## Given instruction
Output the entries word for word. Omit images.

## Entries provided

========

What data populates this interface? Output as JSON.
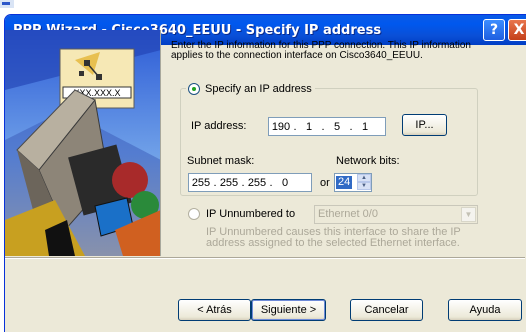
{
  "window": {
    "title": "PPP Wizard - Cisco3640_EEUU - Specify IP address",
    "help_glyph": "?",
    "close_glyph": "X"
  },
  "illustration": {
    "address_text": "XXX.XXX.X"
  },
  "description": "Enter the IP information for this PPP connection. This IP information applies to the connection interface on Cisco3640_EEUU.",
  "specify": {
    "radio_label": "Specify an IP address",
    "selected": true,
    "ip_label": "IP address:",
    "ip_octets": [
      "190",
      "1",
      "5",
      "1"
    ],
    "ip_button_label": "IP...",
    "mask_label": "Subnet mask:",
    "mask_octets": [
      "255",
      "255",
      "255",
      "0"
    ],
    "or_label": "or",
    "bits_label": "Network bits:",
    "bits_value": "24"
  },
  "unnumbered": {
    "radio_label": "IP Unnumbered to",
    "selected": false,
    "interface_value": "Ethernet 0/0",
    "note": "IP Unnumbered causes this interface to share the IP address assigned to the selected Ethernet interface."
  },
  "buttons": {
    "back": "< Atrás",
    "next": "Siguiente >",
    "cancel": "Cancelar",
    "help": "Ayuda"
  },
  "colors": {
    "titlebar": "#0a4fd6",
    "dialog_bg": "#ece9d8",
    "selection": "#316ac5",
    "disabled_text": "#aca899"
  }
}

========

## The reply
What data populates this interface? Output as JSON.
{
  "window": {
    "title": "PPP Wizard - Cisco3640_EEUU - Specify IP address",
    "help_glyph": "?",
    "close_glyph": "X"
  },
  "illustration": {
    "address_text": "XXX.XXX.X"
  },
  "description": "Enter the IP information for this PPP connection. This IP information applies to the connection interface on Cisco3640_EEUU.",
  "specify": {
    "radio_label": "Specify an IP address",
    "selected": true,
    "ip_label": "IP address:",
    "ip_octets": [
      "190",
      "1",
      "5",
      "1"
    ],
    "ip_button_label": "IP...",
    "mask_label": "Subnet mask:",
    "mask_octets": [
      "255",
      "255",
      "255",
      "0"
    ],
    "or_label": "or",
    "bits_label": "Network bits:",
    "bits_value": "24"
  },
  "unnumbered": {
    "radio_label": "IP Unnumbered to",
    "selected": false,
    "interface_value": "Ethernet 0/0",
    "note": "IP Unnumbered causes this interface to share the IP address assigned to the selected Ethernet interface."
  },
  "buttons": {
    "back": "< Atrás",
    "next": "Siguiente >",
    "cancel": "Cancelar",
    "help": "Ayuda"
  },
  "colors": {
    "titlebar": "#0a4fd6",
    "dialog_bg": "#ece9d8",
    "selection": "#316ac5",
    "disabled_text": "#aca899"
  }
}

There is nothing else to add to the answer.